Dataset items
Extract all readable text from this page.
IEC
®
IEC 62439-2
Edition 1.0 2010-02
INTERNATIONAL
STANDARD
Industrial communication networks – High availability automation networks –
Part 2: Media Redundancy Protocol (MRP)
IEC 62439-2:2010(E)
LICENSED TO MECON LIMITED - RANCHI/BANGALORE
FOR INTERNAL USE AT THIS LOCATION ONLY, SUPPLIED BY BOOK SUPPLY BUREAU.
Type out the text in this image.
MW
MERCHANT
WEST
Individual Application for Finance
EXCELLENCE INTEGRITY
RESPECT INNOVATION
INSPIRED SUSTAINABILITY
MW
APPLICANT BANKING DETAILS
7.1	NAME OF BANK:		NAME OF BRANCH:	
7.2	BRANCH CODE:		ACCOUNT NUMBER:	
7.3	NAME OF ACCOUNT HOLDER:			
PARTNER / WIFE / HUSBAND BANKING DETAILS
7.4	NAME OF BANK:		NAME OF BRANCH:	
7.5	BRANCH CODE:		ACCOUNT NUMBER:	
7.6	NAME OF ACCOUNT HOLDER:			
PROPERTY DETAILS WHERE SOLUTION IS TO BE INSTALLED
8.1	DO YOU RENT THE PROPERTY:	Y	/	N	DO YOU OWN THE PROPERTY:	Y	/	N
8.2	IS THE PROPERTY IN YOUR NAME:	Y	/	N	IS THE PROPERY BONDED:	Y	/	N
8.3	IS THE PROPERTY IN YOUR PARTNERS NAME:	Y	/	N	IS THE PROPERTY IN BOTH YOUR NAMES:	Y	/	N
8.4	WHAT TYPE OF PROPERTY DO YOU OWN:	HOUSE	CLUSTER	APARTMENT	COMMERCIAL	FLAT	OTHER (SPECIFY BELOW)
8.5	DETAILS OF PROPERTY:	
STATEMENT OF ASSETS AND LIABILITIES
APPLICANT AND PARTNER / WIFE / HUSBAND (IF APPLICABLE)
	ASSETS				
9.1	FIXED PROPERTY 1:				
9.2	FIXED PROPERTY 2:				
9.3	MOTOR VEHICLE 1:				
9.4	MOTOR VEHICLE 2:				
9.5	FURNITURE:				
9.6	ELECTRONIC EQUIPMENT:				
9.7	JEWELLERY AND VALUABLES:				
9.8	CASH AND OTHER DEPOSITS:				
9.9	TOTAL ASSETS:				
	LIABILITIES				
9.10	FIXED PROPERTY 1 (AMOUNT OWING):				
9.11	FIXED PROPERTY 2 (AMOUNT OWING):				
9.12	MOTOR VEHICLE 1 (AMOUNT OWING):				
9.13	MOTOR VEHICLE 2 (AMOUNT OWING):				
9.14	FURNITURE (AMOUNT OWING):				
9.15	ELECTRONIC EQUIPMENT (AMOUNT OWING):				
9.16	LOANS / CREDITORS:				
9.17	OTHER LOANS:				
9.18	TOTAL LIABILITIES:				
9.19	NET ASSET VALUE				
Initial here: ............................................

Aim: Transcribe each record exactly. Leave nothing out.

Exercise solution:
Extract all readable text from this page.
IEC
®
IEC 62439-2
Edition 1.0 2010-02
INTERNATIONAL
STANDARD
Industrial communication networks – High availability automation networks –
Part 2: Media Redundancy Protocol (MRP)
IEC 62439-2:2010(E)
LICENSED TO MECON LIMITED - RANCHI/BANGALORE
FOR INTERNAL USE AT THIS LOCATION ONLY, SUPPLIED BY BOOK SUPPLY BUREAU.
Type out the text in this image.
MW
MERCHANT
WEST
Individual Application for Finance
EXCELLENCE INTEGRITY
RESPECT INNOVATION
INSPIRED SUSTAINABILITY
MW
APPLICANT BANKING DETAILS
7.1	NAME OF BANK:		NAME OF BRANCH:	
7.2	BRANCH CODE:		ACCOUNT NUMBER:	
7.3	NAME OF ACCOUNT HOLDER:			
PARTNER / WIFE / HUSBAND BANKING DETAILS
7.4	NAME OF BANK:		NAME OF BRANCH:	
7.5	BRANCH CODE:		ACCOUNT NUMBER:	
7.6	NAME OF ACCOUNT HOLDER:			
PROPERTY DETAILS WHERE SOLUTION IS TO BE INSTALLED
8.1	DO YOU RENT THE PROPERTY:	Y	/	N	DO YOU OWN THE PROPERTY:	Y	/	N
8.2	IS THE PROPERTY IN YOUR NAME:	Y	/	N	IS THE PROPERY BONDED:	Y	/	N
8.3	IS THE PROPERTY IN YOUR PARTNERS NAME:	Y	/	N	IS THE PROPERTY IN BOTH YOUR NAMES:	Y	/	N
8.4	WHAT TYPE OF PROPERTY DO YOU OWN:	HOUSE	CLUSTER	APARTMENT	COMMERCIAL	FLAT	OTHER (SPECIFY BELOW)
8.5	DETAILS OF PROPERTY:	
STATEMENT OF ASSETS AND LIABILITIES
APPLICANT AND PARTNER / WIFE / HUSBAND (IF APPLICABLE)
	ASSETS				
9.1	FIXED PROPERTY 1:				
9.2	FIXED PROPERTY 2:				
9.3	MOTOR VEHICLE 1:				
9.4	MOTOR VEHICLE 2:				
9.5	FURNITURE:				
9.6	ELECTRONIC EQUIPMENT:				
9.7	JEWELLERY AND VALUABLES:				
9.8	CASH AND OTHER DEPOSITS:				
9.9	TOTAL ASSETS:				
	LIABILITIES				
9.10	FIXED PROPERTY 1 (AMOUNT OWING):				
9.11	FIXED PROPERTY 2 (AMOUNT OWING):				
9.12	MOTOR VEHICLE 1 (AMOUNT OWING):				
9.13	MOTOR VEHICLE 2 (AMOUNT OWING):				
9.14	FURNITURE (AMOUNT OWING):				
9.15	ELECTRONIC EQUIPMENT (AMOUNT OWING):				
9.16	LOANS / CREDITORS:				
9.17	OTHER LOANS:				
9.18	TOTAL LIABILITIES:				
9.19	NET ASSET VALUE				
Initial here: ............................................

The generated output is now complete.